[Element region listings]
◆ ◆ ◆

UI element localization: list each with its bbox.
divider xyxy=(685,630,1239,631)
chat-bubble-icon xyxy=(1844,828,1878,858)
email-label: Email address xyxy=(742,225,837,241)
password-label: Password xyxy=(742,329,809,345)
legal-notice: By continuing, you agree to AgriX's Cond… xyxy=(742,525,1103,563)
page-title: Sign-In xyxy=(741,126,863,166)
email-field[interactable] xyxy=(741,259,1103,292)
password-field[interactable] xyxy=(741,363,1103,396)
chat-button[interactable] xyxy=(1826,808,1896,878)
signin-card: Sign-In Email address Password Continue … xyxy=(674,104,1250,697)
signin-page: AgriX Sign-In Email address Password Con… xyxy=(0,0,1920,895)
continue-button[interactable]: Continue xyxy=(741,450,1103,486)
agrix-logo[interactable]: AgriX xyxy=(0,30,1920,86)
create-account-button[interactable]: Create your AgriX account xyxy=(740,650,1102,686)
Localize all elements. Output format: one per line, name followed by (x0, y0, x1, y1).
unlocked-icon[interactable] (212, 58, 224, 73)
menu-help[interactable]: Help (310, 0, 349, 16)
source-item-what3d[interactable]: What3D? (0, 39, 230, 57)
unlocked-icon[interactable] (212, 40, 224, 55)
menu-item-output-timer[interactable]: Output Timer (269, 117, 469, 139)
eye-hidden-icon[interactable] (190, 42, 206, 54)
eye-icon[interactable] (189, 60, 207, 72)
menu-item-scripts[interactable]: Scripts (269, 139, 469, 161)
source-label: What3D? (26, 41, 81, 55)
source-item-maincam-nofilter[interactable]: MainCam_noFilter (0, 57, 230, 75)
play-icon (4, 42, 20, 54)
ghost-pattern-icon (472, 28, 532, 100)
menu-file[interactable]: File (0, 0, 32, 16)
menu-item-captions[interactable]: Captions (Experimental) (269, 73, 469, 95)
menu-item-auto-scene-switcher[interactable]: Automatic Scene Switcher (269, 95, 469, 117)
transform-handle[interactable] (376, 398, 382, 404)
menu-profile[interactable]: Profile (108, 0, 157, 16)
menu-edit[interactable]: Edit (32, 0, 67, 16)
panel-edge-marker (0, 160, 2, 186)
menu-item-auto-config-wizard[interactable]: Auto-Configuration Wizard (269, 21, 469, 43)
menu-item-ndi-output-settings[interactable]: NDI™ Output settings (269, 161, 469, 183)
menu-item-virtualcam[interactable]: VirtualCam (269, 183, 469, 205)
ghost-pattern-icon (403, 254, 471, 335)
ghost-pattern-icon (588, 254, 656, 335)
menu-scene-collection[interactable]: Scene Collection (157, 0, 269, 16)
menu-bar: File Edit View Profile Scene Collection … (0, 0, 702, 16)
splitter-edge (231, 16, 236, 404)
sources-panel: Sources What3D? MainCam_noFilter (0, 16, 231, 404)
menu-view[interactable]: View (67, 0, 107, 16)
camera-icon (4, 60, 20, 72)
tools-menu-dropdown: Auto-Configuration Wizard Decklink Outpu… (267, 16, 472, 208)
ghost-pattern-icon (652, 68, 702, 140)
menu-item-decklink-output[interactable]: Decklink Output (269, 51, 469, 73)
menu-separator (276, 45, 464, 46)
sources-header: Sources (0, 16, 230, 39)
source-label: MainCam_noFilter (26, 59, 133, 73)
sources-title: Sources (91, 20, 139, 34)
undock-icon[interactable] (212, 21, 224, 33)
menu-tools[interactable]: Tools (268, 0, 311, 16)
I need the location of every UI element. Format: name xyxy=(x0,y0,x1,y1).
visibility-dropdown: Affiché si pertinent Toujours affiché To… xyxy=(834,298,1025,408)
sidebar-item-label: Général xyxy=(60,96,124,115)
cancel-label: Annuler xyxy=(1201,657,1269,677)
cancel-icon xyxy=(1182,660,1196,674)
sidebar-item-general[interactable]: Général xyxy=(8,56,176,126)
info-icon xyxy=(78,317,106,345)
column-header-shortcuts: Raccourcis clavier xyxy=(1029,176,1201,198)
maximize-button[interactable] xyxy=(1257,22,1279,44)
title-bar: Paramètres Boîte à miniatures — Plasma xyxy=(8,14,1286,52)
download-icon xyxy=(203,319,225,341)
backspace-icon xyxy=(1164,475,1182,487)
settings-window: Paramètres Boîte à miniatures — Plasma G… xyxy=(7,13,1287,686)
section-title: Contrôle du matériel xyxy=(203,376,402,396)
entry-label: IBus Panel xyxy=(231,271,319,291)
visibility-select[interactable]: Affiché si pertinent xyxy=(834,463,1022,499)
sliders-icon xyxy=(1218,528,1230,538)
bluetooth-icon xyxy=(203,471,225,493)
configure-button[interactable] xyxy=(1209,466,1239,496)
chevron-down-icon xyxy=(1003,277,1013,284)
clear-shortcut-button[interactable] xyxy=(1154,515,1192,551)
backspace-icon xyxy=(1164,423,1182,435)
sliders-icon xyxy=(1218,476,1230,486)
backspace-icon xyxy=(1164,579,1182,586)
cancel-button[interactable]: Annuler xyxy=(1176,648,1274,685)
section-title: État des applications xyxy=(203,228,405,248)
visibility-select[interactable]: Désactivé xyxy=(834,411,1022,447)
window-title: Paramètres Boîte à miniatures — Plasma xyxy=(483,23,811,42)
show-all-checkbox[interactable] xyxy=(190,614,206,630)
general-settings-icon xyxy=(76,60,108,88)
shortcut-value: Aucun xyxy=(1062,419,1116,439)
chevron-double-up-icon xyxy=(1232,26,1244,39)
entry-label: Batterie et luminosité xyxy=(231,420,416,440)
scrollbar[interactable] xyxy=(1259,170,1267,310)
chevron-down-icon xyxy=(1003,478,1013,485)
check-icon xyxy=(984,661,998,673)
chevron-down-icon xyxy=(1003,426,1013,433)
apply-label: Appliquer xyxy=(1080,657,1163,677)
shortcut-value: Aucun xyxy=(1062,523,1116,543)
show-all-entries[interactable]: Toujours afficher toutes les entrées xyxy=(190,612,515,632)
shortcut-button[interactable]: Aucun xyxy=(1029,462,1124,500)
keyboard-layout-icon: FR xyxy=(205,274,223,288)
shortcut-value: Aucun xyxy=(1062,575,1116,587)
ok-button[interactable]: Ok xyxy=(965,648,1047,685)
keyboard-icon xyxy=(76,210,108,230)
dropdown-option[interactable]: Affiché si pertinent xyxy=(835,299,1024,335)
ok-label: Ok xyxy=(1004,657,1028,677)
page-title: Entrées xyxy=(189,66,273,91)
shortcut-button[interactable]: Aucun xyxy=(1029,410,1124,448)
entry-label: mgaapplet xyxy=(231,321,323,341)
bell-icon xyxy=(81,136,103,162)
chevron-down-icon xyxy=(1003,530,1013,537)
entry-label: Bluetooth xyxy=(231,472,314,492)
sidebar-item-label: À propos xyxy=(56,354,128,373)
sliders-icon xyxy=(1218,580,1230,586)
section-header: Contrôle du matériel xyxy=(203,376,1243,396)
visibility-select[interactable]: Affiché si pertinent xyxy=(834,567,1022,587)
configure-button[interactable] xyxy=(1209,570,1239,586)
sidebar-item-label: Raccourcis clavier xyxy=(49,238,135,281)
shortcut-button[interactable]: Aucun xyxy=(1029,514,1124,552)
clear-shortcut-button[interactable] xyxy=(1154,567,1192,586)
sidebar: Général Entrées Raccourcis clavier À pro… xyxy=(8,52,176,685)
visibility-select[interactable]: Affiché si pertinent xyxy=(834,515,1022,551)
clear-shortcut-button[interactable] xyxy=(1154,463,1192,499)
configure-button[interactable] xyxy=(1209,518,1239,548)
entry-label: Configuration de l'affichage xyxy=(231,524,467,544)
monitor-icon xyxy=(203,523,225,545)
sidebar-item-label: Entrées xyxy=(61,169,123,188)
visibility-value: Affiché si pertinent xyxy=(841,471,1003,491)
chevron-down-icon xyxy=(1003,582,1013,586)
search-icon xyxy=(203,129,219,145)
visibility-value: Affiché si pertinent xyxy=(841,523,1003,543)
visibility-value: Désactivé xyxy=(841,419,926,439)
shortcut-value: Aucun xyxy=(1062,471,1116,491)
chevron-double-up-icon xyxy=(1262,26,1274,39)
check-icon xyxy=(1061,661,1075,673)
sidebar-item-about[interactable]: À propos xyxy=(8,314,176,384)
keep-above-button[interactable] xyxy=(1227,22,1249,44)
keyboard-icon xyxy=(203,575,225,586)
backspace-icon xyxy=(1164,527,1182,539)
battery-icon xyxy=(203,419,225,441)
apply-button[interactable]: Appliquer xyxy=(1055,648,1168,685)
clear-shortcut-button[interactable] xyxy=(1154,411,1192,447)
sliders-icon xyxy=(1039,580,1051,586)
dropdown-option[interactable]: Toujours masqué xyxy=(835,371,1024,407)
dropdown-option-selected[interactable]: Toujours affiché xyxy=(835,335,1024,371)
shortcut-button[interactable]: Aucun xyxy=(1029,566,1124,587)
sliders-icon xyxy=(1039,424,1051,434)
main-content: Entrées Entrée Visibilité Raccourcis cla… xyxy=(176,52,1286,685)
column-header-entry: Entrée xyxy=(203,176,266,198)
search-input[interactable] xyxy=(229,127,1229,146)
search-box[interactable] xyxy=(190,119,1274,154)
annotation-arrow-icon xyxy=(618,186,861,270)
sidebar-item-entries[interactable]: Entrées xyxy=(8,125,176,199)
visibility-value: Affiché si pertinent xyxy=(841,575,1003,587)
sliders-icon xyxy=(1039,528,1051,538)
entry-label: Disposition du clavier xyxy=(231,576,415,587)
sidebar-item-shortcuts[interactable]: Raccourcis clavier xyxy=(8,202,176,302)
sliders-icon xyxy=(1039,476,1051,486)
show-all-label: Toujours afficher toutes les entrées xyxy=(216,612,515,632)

◆ ◆ ◆

To do =
Rewrite the material above as a JSON list of strings with one string per line, starting with the first line and continuing through the line containing "menu-item-output-timer[interactable]: Output Timer". Include both ends and skip any blank lines.

Written response =
[
  "UI element localization: list each with its bbox.",
  "divider xyxy=(685,630,1239,631)",
  "chat-bubble-icon xyxy=(1844,828,1878,858)",
  "email-label: Email address xyxy=(742,225,837,241)",
  "password-label: Password xyxy=(742,329,809,345)",
  "legal-notice: By continuing, you agree to AgriX's Cond… xyxy=(742,525,1103,563)",
  "page-title: Sign-In xyxy=(741,126,863,166)",
  "email-field[interactable] xyxy=(741,259,1103,292)",
  "password-field[interactable] xyxy=(741,363,1103,396)",
  "chat-button[interactable] xyxy=(1826,808,1896,878)",
  "signin-card: Sign-In Email address Password Continue … xyxy=(674,104,1250,697)",
  "signin-page: AgriX Sign-In Email address Password Con… xyxy=(0,0,1920,895)",
  "continue-button[interactable]: Continue xyxy=(741,450,1103,486)",
  "agrix-logo[interactable]: AgriX xyxy=(0,30,1920,86)",
  "create-account-button[interactable]: Create your AgriX account xyxy=(740,650,1102,686)",
  "Localize all elements. Output format: one per line, name followed by (x0, y0, x1, y1).",
  "unlocked-icon[interactable] (212, 58, 224, 73)",
  "menu-help[interactable]: Help (310, 0, 349, 16)",
  "source-item-what3d[interactable]: What3D? (0, 39, 230, 57)",
  "unlocked-icon[interactable] (212, 40, 224, 55)",
  "menu-item-output-timer[interactable]: Output Timer (269, 117, 469, 139)"
]